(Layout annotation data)
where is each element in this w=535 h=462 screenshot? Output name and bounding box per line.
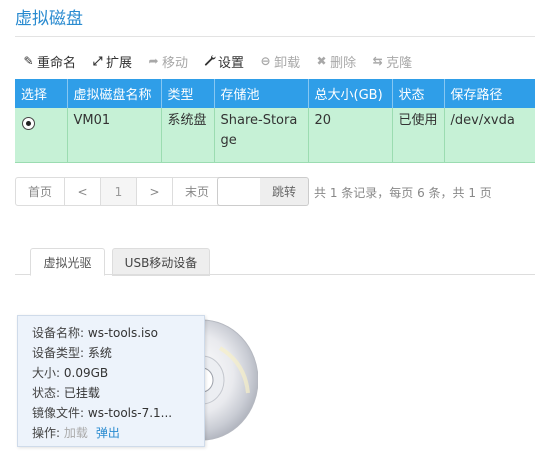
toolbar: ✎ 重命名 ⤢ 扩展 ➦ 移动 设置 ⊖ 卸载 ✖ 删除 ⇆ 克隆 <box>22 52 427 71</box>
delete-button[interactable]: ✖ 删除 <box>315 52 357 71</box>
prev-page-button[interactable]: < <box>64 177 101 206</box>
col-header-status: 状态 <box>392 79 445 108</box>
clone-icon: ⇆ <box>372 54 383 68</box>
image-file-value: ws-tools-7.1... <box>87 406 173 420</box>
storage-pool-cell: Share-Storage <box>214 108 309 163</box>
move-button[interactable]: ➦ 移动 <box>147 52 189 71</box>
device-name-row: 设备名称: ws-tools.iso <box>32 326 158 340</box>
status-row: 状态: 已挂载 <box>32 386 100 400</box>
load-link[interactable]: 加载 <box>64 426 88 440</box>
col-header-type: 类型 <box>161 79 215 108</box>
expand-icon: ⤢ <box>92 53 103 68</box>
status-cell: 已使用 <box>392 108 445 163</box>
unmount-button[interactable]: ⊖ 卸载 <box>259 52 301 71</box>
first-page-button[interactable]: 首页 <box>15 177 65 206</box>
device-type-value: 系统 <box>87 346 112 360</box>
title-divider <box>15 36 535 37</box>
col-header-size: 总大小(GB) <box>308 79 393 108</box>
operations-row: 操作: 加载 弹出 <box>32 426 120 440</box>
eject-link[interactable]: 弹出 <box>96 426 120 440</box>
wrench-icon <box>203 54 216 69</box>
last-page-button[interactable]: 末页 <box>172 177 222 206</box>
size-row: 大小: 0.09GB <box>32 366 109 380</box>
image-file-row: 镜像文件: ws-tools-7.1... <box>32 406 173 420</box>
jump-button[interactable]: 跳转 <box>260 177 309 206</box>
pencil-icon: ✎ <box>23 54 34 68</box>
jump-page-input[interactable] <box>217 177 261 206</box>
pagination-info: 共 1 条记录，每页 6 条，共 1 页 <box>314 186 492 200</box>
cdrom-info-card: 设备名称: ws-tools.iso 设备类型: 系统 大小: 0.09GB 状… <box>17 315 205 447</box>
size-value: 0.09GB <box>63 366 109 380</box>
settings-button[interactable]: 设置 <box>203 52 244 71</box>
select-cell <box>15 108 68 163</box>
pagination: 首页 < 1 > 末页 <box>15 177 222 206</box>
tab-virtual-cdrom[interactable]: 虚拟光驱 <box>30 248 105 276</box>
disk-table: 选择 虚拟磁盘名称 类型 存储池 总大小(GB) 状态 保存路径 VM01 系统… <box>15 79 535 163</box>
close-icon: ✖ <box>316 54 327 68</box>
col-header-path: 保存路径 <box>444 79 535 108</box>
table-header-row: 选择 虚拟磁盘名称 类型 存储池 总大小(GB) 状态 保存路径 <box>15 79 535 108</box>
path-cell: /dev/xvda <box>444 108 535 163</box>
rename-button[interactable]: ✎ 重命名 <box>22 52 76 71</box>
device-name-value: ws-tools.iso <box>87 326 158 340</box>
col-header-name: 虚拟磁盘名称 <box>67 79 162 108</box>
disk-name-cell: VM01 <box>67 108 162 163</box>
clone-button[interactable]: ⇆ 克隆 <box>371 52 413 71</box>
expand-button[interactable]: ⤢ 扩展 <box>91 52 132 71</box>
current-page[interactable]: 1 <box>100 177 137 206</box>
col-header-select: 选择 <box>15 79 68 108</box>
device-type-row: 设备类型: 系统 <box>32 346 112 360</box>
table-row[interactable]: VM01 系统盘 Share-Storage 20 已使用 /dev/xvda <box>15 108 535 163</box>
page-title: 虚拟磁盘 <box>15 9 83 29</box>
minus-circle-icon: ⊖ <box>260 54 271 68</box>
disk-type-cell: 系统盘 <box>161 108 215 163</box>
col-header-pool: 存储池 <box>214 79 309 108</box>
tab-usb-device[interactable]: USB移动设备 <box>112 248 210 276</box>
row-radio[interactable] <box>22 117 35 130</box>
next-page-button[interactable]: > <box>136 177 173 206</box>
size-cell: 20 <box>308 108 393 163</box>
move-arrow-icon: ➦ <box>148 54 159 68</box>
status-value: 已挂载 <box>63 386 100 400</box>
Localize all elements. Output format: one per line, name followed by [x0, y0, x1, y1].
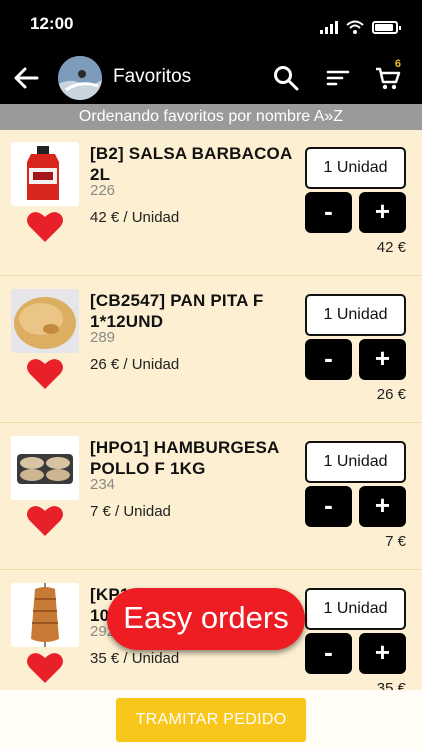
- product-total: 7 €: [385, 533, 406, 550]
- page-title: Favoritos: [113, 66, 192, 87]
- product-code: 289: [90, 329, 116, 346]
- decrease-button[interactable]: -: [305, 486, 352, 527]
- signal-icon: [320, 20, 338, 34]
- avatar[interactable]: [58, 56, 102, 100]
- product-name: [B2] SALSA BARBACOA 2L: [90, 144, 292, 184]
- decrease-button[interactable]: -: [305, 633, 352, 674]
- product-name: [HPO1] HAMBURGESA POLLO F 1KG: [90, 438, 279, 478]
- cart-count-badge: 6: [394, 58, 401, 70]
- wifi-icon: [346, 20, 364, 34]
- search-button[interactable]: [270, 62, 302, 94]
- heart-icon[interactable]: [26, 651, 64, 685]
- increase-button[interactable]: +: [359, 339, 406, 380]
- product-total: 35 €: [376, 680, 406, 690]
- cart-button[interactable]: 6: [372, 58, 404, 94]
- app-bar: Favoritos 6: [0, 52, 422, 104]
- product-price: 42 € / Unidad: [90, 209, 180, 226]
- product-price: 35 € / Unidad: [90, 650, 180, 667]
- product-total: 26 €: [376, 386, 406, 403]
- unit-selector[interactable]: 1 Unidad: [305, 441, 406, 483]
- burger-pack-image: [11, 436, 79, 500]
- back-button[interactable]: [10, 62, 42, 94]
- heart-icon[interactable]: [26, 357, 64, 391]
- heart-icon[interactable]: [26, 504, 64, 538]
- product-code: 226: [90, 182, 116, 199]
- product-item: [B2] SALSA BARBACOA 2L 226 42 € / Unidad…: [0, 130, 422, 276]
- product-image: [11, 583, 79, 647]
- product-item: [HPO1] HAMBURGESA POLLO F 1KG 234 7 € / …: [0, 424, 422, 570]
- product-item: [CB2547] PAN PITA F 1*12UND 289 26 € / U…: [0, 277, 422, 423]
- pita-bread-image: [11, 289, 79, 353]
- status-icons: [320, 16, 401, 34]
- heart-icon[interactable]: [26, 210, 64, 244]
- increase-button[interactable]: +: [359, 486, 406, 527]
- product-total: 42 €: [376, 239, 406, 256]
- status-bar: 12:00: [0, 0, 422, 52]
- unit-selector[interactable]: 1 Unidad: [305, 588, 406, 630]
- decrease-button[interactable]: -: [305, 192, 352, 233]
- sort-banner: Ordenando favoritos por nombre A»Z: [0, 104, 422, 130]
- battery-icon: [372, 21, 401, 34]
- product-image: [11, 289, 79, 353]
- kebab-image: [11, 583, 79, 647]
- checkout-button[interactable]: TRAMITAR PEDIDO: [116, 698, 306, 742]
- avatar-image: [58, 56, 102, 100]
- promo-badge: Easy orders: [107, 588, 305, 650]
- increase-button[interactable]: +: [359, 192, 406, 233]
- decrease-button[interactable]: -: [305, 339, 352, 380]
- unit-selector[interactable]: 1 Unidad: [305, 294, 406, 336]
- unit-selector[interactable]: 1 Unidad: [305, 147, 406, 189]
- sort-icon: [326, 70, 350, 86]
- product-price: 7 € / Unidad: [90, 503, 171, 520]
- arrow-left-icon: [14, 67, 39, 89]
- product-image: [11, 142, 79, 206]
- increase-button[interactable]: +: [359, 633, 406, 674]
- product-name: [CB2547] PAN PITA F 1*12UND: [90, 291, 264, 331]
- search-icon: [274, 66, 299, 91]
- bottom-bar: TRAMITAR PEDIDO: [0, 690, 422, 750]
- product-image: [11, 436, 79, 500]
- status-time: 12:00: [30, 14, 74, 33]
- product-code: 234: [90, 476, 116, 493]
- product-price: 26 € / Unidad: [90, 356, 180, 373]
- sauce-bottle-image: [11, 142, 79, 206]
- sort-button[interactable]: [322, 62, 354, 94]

§ BRIEF: Start at the line containing "toolbar: ✎ 重命名" and end with the line containing "wrench-icon <box>203 54 216 69</box>". Write those lines out again with "interactable" changed to "clickable" and nothing else altered.

§ PROBLEM SOLUTION:
toolbar: ✎ 重命名 ⤢ 扩展 ➦ 移动 设置 ⊖ 卸载 ✖ 删除 ⇆ 克隆 <box>22 52 427 71</box>
delete-button[clickable]: ✖ 删除 <box>315 52 357 71</box>
prev-page-button[clickable]: < <box>64 177 101 206</box>
col-header-status: 状态 <box>392 79 445 108</box>
clone-icon: ⇆ <box>372 54 383 68</box>
image-file-value: ws-tools-7.1... <box>87 406 173 420</box>
storage-pool-cell: Share-Storage <box>214 108 309 163</box>
move-button[clickable]: ➦ 移动 <box>147 52 189 71</box>
device-name-row: 设备名称: ws-tools.iso <box>32 326 158 340</box>
status-row: 状态: 已挂载 <box>32 386 100 400</box>
load-link[clickable]: 加载 <box>64 426 88 440</box>
col-header-type: 类型 <box>161 79 215 108</box>
expand-icon: ⤢ <box>92 53 103 68</box>
status-cell: 已使用 <box>392 108 445 163</box>
unmount-button[clickable]: ⊖ 卸载 <box>259 52 301 71</box>
first-page-button[clickable]: 首页 <box>15 177 65 206</box>
device-type-value: 系统 <box>87 346 112 360</box>
title-divider <box>15 36 535 37</box>
col-header-size: 总大小(GB) <box>308 79 393 108</box>
operations-row: 操作: 加载 弹出 <box>32 426 120 440</box>
eject-link[clickable]: 弹出 <box>96 426 120 440</box>
wrench-icon <box>203 54 216 69</box>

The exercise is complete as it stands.